▸ **KUTIPAN BACAAN**
========
Disnakertrans NTB identifikasi layanan yang rawan gratifikasi

id NTB,Disnakertrans NTB,Gratifikasi,Pemprov NTB

Disnakertrans NTB identifikasi layanan yang rawan gratifikasi

Kepala Dinas Tenaga Kerja dan Transmigrasi Provinsi Nusa Tenggara Barat, I Gede Putu Aryadi. (ANTARA/Disnakertrans NTB).

Mataram (ANTARA) - Kepala Dinas Tenaga Kerja dan Transmigrasi Provinsi Nusa Tenggara Barat (NTB) I Gede Putu Aryadi meminta jajarannya untuk mengidentifikasi layanan yang rawan terjadinya gratifikasi guna menindaklanjuti rekomendasi Komisi Pemberantasan Korupsi (KPK).

Hal ini disampaikan I Gede Putu Aryadi pada sosialisasi pemahaman gratifikasi dan asesmen identifikasi titik rawan gratifikasi serta mitigasi risiko yang diselenggarakan oleh Inspektorat NTB melalui keterangan tertulis di Mataram, Minggu.

"Adanya identifikasi titik rawan gratifikasi pada unit kerja yang memiliki risiko tinggi, diharapkan dapat diambil langkah perbaikan yang lebih efektif guna meningkatkan transparansi dan akuntabilitas dalam pelaksanaan tugas dan pelayanan publik," ujarnya.
========
▸ **SOAL TERTULIS A**
Jawab pertanyaan berikut berdasarkan berita tentang titik rawan gratifikasi di atas:
(i) Siapa Kepala Dinas Tenaga Kerja dan Transmigrasi Provinsi NTB?
(ii) Rekomendasi lembaga apa yang hendak ditindaklanjuti?
(iii) Siapa yang menyelenggarakan sosialisasi pemahaman gratifikasi tersebut?

(Data Tercatat)
========
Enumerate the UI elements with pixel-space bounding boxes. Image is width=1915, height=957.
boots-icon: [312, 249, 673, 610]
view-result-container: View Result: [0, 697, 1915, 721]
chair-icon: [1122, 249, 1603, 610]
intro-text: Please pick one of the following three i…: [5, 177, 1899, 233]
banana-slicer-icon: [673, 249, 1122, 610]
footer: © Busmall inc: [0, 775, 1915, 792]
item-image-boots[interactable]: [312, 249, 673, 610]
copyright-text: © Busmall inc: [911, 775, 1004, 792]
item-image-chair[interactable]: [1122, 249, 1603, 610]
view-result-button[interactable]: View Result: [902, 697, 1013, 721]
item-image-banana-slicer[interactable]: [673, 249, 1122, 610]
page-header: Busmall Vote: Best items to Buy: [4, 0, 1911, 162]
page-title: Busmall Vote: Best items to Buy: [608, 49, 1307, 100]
========
▸ **SOAL TERTULIS B**
Pilih setiap baris dalam catatan di atas yang memuat kata "slicer", lalu salin baris-baris itu.

▸ **HASIL A**
(i) I Gede Putu Aryadi
(ii) Komisi Pemberantasan Korupsi (KPK)
(iii) Inspektorat NTB

▸ **HASIL B**
banana-slicer-icon: [673, 249, 1122, 610]
item-image-banana-slicer[interactable]: [673, 249, 1122, 610]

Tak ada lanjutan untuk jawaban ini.